═══ Task material

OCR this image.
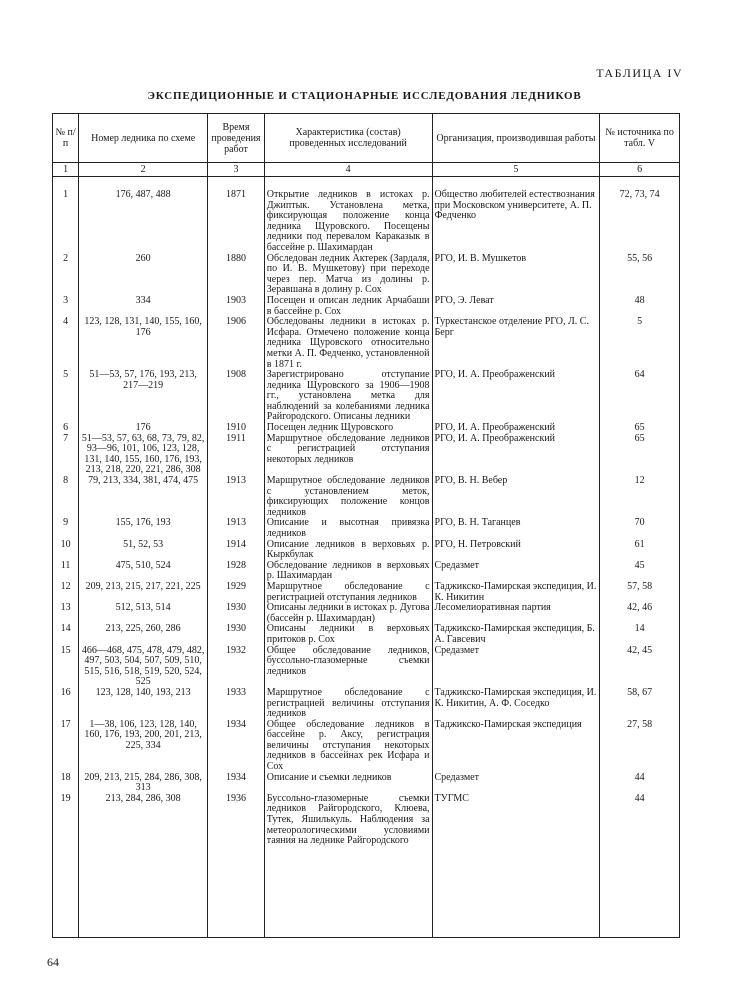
ТАБЛИЦА IV
ЭКСПЕДИЦИОННЫЕ И СТАЦИОНАРНЫЕ ИССЛЕДОВАНИЯ ЛЕДНИКОВ
№ п/п	Номер ледника по схеме	Время проведения работ	Характеристика (состав) проведенных исследований	Организация, производившая работы	№ источника по табл. V
1	2	3	4	5	6

1	176, 487, 488	1871	Открытие ледников в истоках р. Джиптык. Установлена метка, фиксирующая положение конца ледника Щуровского. Посещены ледники под перевалом Караказык в бассейне р. Шахимардан	Общество любителей естествознания при Московском университете, А. П. Федченко	72, 73, 74
2	260	1880	Обследован ледник Актерек (Зардаля, по И. В. Мушкетову) при переходе через пер. Матча из долины р. Зеравшана в долину р. Сох	РГО, И. В. Мушкетов	55, 56
3	334	1903	Посещен и описан ледник Арчабаши в бассейне р. Сох	РГО, Э. Леват	48
4	123, 128, 131, 140, 155, 160, 176	1906	Обследованы ледники в истоках р. Исфара. Отмечено положение конца ледника Щуровского относительно метки А. П. Федченко, установленной в 1871 г.	Туркестанское отделение РГО, Л. С. Берг	5
5	51—53, 57, 176, 193, 213, 217—219	1908	Зарегистрировано отступание ледника Щуровского за 1906—1908 гг., установлена метка для наблюдений за колебаниями ледника Райгородского. Описаны ледники	РГО, И. А. Преображенский	64
6	176	1910	Посещен ледник Щуровского	РГО, И. А. Преображенский	65
7	51—53, 57, 63, 68, 73, 79, 82, 93—96, 101, 106, 123, 128, 131, 140, 155, 160, 176, 193, 213, 218, 220, 221, 286, 308	1911	Маршрутное обследование ледников с регистрацией отступания некоторых ледников	РГО, И. А. Преображенский	65
8	79, 213, 334, 381, 474, 475	1913	Маршрутное обследование ледников с установлением меток, фиксирующих положение концов ледников	РГО, В. Н. Вебер	12
9	155, 176, 193	1913	Описание и высотная привязка ледников	РГО, В. Н. Таганцев	70
10	51, 52, 53	1914	Описание ледников в верховьях р. Кыркбулак	РГО, Н. Петровский	61
11	475, 510, 524	1928	Обследование ледников в верховьях р. Шахимардан	Средазмет	45
12	209, 213, 215, 217, 221, 225	1929	Маршрутное обследование с регистрацией отступания ледников	Таджикско-Памирская экспедиция, И. К. Никитин	57, 58
13	512, 513, 514	1930	Описаны ледники в истоках р. Дугова (бассейн р. Шахимардан)	Лесомелиоративная партия	42, 46
14	213, 225, 260, 286	1930	Описаны ледники в верховьях притоков р. Сох	Таджикско-Памирская экспедиция, Б. А. Гавсевич	14
15	466—468, 475, 478, 479, 482, 497, 503, 504, 507, 509, 510, 515, 516, 518, 519, 520, 524, 525	1932	Общее обследование ледников, буссольно-глазомерные съемки ледников	Средазмет	42, 45
16	123, 128, 140, 193, 213	1933	Маршрутное обследование с регистрацией величины отступания ледников	Таджикско-Памирская экспедиция, И. К. Никитин, А. Ф. Соседко	58, 67
17	1—38, 106, 123, 128, 140, 160, 176, 193, 200, 201, 213, 225, 334	1934	Общее обследование ледников в бассейне р. Аксу, регистрация величины отступания некоторых ледников в бассейнах рек Исфара и Сох	Таджикско-Памирская экспедиция	27, 58
18	209, 213, 215, 284, 286, 308, 313	1934	Описание и съемки ледников	Средазмет	44
19	213, 284, 286, 308	1936	Буссольно-глазомерные съемки ледников Райгородского, Клюева, Тутек, Яшилькуль. Наблюдения за метеорологическими условиями таяния на леднике Райгородского	ТУГМС	44

64
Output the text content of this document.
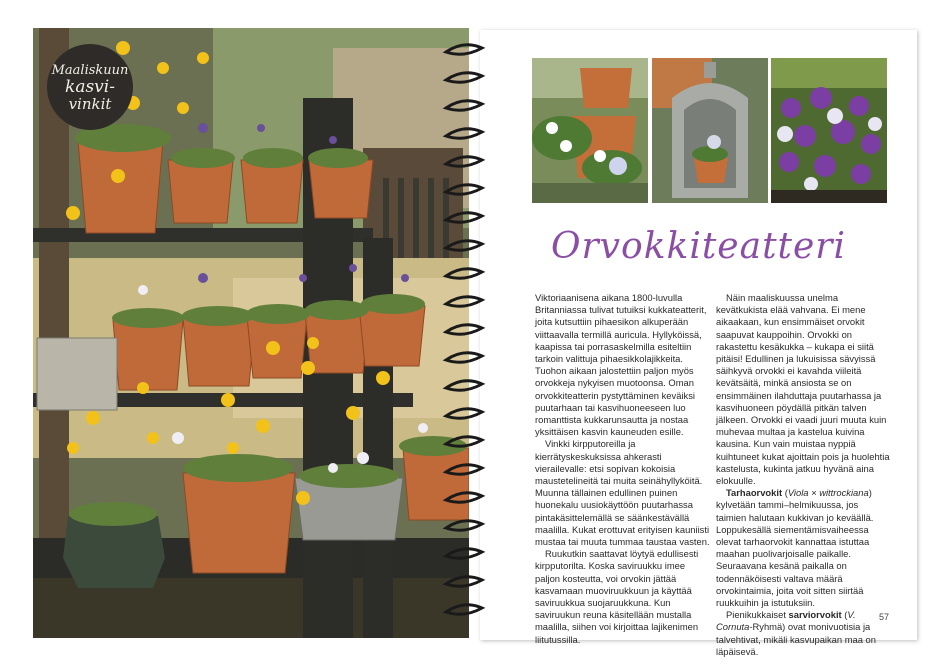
Maaliskuun
kasvi-
vinkit
Orvokkiteatteri

Viktoriaanisena aikana 1800-luvulla Britanniassa tulivat tutuiksi kukkateatterit, joita kutsuttiin pihaesikon alkuperään viittaavalla termillä auricula. Hyllyköissä, kaapissa tai porrasaskelmilla esiteltiin tarkoin valittuja pihaesikkolajikkeita. Tuohon aikaan jalostettiin paljon myös orvokkeja nykyisen muotoonsa. Oman orvokkiteatterin pystyttäminen keväiksi puutarhaan tai kasvihuoneeseen luo romanttista kukkarunsautta ja nostaa yksittäisen kasvin kauneuden esille.

Vinkki kirpputoreilla ja kierrätyskeskuksissa ahkerasti vierailevalle: etsi sopivan kokoisia maustetelineitä tai muita seinähyllyköitä. Muunna tällainen edullinen puinen huonekalu uusiokäyttöön puutarhassa pintakäsittelemällä se säänkestävällä maalilla. Kukat erottuvat erityisen kauniisti mustaa tai muuta tummaa taustaa vasten.

Ruukutkin saattavat löytyä edullisesti kirpputorilta. Koska saviruukku imee paljon kosteutta, voi orvokin jättää kasvamaan muoviruukkuun ja käyttää saviruukkua suojaruukkuna. Kun saviruukun reuna käsitellään mustalla maalilla, siihen voi kirjoittaa lajikenimen liitutussilla.

Näin maaliskuussa unelma kevätkukista elää vahvana. Ei mene aikaakaan, kun ensimmäiset orvokit saapuvat kauppoihin. Orvokki on rakastettu kesäkukka – kukapa ei siitä pitäisi! Edullinen ja lukuisissa sävyissä säihkyvä orvokki ei kavahda viileitä kevätsäitä, minkä ansiosta se on ensimmäinen ilahduttaja puutarhassa ja kasvihuoneen pöydällä pitkän talven jälkeen. Orvokki ei vaadi juuri muuta kuin muhevaa multaa ja kastelua kuivina kausina. Kun vain muistaa nyppiä kuihtuneet kukat ajoittain pois ja huolehtia kastelusta, kukinta jatkuu hyvänä aina elokuulle.

Tarhaorvokit (Viola × wittrockiana) kylvetään tammi–helmikuussa, jos taimien halutaan kukkivan jo keväällä. Loppukesällä siementämisvaiheessa olevat tarhaorvokit kannattaa istuttaa maahan puolivarjoisalle paikalle. Seuraavana kesänä paikalla on todennäköisesti valtava määrä orvokintaimia, joita voit sitten siirtää ruukkuihin ja istutuksiin.

Pienikukkaiset sarviorvokit (V. Cornuta-Ryhmä) ovat monivuotisia ja talvehtivat, mikäli kasvupaikan maa on läpäisevä.

57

══════

Output an exact copy of the material, with the pictures removed.

## Task solution
OCR this image.
ТАБЛИЦА IV
ЭКСПЕДИЦИОННЫЕ И СТАЦИОНАРНЫЕ ИССЛЕДОВАНИЯ ЛЕДНИКОВ
№ п/п	Номер ледника по схеме	Время проведения работ	Характеристика (состав) проведенных исследований	Организация, производившая работы	№ источника по табл. V
1	2	3	4	5	6

1	176, 487, 488	1871	Открытие ледников в истоках р. Джиптык. Установлена метка, фиксирующая положение конца ледника Щуровского. Посещены ледники под перевалом Караказык в бассейне р. Шахимардан	Общество любителей естествознания при Московском университете, А. П. Федченко	72, 73, 74
2	260	1880	Обследован ледник Актерек (Зардаля, по И. В. Мушкетову) при переходе через пер. Матча из долины р. Зеравшана в долину р. Сох	РГО, И. В. Мушкетов	55, 56
3	334	1903	Посещен и описан ледник Арчабаши в бассейне р. Сох	РГО, Э. Леват	48
4	123, 128, 131, 140, 155, 160, 176	1906	Обследованы ледники в истоках р. Исфара. Отмечено положение конца ледника Щуровского относительно метки А. П. Федченко, установленной в 1871 г.	Туркестанское отделение РГО, Л. С. Берг	5
5	51—53, 57, 176, 193, 213, 217—219	1908	Зарегистрировано отступание ледника Щуровского за 1906—1908 гг., установлена метка для наблюдений за колебаниями ледника Райгородского. Описаны ледники	РГО, И. А. Преображенский	64
6	176	1910	Посещен ледник Щуровского	РГО, И. А. Преображенский	65
7	51—53, 57, 63, 68, 73, 79, 82, 93—96, 101, 106, 123, 128, 131, 140, 155, 160, 176, 193, 213, 218, 220, 221, 286, 308	1911	Маршрутное обследование ледников с регистрацией отступания некоторых ледников	РГО, И. А. Преображенский	65
8	79, 213, 334, 381, 474, 475	1913	Маршрутное обследование ледников с установлением меток, фиксирующих положение концов ледников	РГО, В. Н. Вебер	12
9	155, 176, 193	1913	Описание и высотная привязка ледников	РГО, В. Н. Таганцев	70
10	51, 52, 53	1914	Описание ледников в верховьях р. Кыркбулак	РГО, Н. Петровский	61
11	475, 510, 524	1928	Обследование ледников в верховьях р. Шахимардан	Средазмет	45
12	209, 213, 215, 217, 221, 225	1929	Маршрутное обследование с регистрацией отступания ледников	Таджикско-Памирская экспедиция, И. К. Никитин	57, 58
13	512, 513, 514	1930	Описаны ледники в истоках р. Дугова (бассейн р. Шахимардан)	Лесомелиоративная партия	42, 46
14	213, 225, 260, 286	1930	Описаны ледники в верховьях притоков р. Сох	Таджикско-Памирская экспедиция, Б. А. Гавсевич	14
15	466—468, 475, 478, 479, 482, 497, 503, 504, 507, 509, 510, 515, 516, 518, 519, 520, 524, 525	1932	Общее обследование ледников, буссольно-глазомерные съемки ледников	Средазмет	42, 45
16	123, 128, 140, 193, 213	1933	Маршрутное обследование с регистрацией величины отступания ледников	Таджикско-Памирская экспедиция, И. К. Никитин, А. Ф. Соседко	58, 67
17	1—38, 106, 123, 128, 140, 160, 176, 193, 200, 201, 213, 225, 334	1934	Общее обследование ледников в бассейне р. Аксу, регистрация величины отступания некоторых ледников в бассейнах рек Исфара и Сох	Таджикско-Памирская экспедиция	27, 58
18	209, 213, 215, 284, 286, 308, 313	1934	Описание и съемки ледников	Средазмет	44
19	213, 284, 286, 308	1936	Буссольно-глазомерные съемки ледников Райгородского, Клюева, Тутек, Яшилькуль. Наблюдения за метеорологическими условиями таяния на леднике Райгородского	ТУГМС	44

64
Output the text content of this document.
Maaliskuun
kasvi-
vinkit
Orvokkiteatteri

Viktoriaanisena aikana 1800-luvulla Britanniassa tulivat tutuiksi kukkateatterit, joita kutsuttiin pihaesikon alkuperään viittaavalla termillä auricula. Hyllyköissä, kaapissa tai porrasaskelmilla esiteltiin tarkoin valittuja pihaesikkolajikkeita. Tuohon aikaan jalostettiin paljon myös orvokkeja nykyisen muotoonsa. Oman orvokkiteatterin pystyttäminen keväiksi puutarhaan tai kasvihuoneeseen luo romanttista kukkarunsautta ja nostaa yksittäisen kasvin kauneuden esille.

Vinkki kirpputoreilla ja kierrätyskeskuksissa ahkerasti vierailevalle: etsi sopivan kokoisia maustetelineitä tai muita seinähyllyköitä. Muunna tällainen edullinen puinen huonekalu uusiokäyttöön puutarhassa pintakäsittelemällä se säänkestävällä maalilla. Kukat erottuvat erityisen kauniisti mustaa tai muuta tummaa taustaa vasten.

Ruukutkin saattavat löytyä edullisesti kirpputorilta. Koska saviruukku imee paljon kosteutta, voi orvokin jättää kasvamaan muoviruukkuun ja käyttää saviruukkua suojaruukkuna. Kun saviruukun reuna käsitellään mustalla maalilla, siihen voi kirjoittaa lajikenimen liitutussilla.

Näin maaliskuussa unelma kevätkukista elää vahvana. Ei mene aikaakaan, kun ensimmäiset orvokit saapuvat kauppoihin. Orvokki on rakastettu kesäkukka – kukapa ei siitä pitäisi! Edullinen ja lukuisissa sävyissä säihkyvä orvokki ei kavahda viileitä kevätsäitä, minkä ansiosta se on ensimmäinen ilahduttaja puutarhassa ja kasvihuoneen pöydällä pitkän talven jälkeen. Orvokki ei vaadi juuri muuta kuin muhevaa multaa ja kastelua kuivina kausina. Kun vain muistaa nyppiä kuihtuneet kukat ajoittain pois ja huolehtia kastelusta, kukinta jatkuu hyvänä aina elokuulle.

Tarhaorvokit (Viola × wittrockiana) kylvetään tammi–helmikuussa, jos taimien halutaan kukkivan jo keväällä. Loppukesällä siementämisvaiheessa olevat tarhaorvokit kannattaa istuttaa maahan puolivarjoisalle paikalle. Seuraavana kesänä paikalla on todennäköisesti valtava määrä orvokintaimia, joita voit sitten siirtää ruukkuihin ja istutuksiin.

Pienikukkaiset sarviorvokit (V. Cornuta-Ryhmä) ovat monivuotisia ja talvehtivat, mikäli kasvupaikan maa on läpäisevä.

57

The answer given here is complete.